### Your goal
Collect all lines containing the word "this" from the data.
======== The records
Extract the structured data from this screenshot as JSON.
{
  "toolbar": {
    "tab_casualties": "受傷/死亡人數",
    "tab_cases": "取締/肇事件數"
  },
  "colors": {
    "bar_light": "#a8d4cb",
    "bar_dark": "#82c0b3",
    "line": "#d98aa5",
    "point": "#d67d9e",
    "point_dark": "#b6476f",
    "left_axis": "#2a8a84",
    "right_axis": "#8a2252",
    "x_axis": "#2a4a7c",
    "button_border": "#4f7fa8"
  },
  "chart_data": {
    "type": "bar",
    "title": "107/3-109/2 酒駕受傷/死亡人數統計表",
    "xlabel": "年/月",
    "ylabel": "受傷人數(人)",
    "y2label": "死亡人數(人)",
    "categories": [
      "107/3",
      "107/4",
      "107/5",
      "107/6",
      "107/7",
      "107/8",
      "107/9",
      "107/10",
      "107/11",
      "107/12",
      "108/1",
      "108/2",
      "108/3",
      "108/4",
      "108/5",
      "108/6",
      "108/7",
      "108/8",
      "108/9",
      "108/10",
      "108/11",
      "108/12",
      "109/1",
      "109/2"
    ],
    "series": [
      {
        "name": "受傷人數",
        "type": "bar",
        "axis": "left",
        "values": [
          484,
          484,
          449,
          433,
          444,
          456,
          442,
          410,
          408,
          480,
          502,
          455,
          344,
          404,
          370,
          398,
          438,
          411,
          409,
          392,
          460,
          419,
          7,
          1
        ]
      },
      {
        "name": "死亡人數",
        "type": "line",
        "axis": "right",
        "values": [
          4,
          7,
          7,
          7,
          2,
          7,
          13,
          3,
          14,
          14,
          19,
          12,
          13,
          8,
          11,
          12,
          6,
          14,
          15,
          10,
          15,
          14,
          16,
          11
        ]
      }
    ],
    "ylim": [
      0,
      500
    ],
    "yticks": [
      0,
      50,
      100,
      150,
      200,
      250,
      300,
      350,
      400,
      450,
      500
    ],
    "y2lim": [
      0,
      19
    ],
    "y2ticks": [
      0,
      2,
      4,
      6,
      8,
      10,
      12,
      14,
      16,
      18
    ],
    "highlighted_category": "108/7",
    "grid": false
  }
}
================
======== The records
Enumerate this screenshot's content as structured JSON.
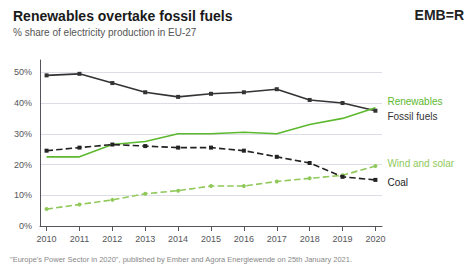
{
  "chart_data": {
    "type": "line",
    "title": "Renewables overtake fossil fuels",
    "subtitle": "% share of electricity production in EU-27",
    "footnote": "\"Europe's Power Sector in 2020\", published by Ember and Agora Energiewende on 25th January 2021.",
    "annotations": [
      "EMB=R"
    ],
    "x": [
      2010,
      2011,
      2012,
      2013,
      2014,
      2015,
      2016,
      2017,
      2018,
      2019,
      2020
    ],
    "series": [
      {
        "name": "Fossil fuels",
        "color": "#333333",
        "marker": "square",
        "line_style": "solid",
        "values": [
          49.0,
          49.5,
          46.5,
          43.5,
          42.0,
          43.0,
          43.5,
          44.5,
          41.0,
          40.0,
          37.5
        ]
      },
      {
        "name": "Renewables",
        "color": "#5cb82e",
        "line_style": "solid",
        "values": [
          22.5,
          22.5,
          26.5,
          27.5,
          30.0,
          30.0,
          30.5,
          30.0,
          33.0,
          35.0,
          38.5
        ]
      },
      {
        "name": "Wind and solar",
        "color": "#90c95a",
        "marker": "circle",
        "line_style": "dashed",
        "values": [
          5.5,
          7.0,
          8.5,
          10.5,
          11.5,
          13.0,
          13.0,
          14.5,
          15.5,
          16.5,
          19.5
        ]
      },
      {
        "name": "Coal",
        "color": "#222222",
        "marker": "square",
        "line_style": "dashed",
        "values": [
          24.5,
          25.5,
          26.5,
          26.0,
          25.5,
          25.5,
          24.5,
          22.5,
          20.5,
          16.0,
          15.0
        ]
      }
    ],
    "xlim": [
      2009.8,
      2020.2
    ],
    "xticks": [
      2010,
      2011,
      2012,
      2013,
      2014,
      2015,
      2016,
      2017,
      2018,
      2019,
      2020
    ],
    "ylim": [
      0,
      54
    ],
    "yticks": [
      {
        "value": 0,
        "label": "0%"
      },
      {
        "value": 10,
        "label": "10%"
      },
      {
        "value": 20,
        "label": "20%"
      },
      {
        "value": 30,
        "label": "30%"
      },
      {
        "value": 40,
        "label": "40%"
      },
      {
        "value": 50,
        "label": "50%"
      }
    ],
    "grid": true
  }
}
================
======== The records
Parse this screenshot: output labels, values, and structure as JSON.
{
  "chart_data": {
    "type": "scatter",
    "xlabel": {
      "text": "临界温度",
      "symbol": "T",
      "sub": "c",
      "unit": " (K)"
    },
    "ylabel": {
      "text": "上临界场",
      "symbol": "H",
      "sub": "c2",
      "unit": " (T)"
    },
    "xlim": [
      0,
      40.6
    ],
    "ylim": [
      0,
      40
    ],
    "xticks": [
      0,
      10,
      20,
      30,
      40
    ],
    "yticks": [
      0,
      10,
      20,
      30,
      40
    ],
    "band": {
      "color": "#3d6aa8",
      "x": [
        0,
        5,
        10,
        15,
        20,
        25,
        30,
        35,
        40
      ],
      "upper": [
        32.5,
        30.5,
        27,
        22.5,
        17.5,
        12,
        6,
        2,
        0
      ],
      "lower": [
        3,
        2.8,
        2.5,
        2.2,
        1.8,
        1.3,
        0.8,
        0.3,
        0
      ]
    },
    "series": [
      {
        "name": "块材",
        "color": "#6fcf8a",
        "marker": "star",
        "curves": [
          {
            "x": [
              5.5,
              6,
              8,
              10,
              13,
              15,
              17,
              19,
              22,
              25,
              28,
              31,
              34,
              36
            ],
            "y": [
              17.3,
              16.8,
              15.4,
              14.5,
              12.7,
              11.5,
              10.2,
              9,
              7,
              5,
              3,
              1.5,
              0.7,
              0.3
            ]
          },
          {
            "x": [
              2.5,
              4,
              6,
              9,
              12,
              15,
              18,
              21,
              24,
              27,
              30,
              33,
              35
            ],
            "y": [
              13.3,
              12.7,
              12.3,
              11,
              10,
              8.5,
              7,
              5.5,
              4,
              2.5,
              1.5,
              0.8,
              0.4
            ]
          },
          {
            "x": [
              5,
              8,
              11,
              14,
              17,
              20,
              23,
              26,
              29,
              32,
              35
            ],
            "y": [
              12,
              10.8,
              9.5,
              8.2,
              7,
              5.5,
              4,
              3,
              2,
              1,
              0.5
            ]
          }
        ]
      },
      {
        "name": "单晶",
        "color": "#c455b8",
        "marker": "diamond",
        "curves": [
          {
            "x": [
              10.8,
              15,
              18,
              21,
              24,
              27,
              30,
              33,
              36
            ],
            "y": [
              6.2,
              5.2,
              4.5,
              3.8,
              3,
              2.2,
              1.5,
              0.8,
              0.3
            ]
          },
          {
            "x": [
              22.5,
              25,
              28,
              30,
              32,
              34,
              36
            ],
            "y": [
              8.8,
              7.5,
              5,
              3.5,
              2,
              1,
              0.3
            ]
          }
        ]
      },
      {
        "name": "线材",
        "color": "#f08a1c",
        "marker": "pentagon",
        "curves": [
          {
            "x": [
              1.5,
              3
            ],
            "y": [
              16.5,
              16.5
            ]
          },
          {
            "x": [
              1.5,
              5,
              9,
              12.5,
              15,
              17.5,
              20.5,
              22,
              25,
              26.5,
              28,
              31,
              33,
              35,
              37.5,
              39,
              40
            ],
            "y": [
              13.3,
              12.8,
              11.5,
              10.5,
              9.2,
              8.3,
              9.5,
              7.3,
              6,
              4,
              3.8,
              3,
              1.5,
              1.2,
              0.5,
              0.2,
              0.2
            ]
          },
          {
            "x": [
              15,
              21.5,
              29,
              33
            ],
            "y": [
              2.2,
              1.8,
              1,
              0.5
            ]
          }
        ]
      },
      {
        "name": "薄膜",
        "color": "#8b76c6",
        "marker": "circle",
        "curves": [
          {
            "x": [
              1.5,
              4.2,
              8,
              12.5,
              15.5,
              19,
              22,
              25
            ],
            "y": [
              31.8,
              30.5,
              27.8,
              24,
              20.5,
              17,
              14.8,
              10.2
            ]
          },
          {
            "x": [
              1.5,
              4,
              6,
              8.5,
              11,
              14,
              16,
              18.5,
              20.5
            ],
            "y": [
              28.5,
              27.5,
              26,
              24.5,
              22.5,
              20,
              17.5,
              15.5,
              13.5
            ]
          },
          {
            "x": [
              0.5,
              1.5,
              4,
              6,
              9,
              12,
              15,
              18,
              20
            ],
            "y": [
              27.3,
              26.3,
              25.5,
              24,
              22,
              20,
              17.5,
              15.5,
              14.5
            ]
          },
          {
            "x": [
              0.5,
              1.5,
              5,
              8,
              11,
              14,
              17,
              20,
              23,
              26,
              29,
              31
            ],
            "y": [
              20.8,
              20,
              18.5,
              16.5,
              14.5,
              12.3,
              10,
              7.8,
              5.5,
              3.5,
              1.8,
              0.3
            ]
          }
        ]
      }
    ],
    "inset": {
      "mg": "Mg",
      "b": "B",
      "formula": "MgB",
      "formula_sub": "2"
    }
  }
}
================
### Written solution
Extract the structured data from this screenshot as JSON.
Enumerate this screenshot's content as structured JSON.
Parse this screenshot: output labels, values, and structure as JSON.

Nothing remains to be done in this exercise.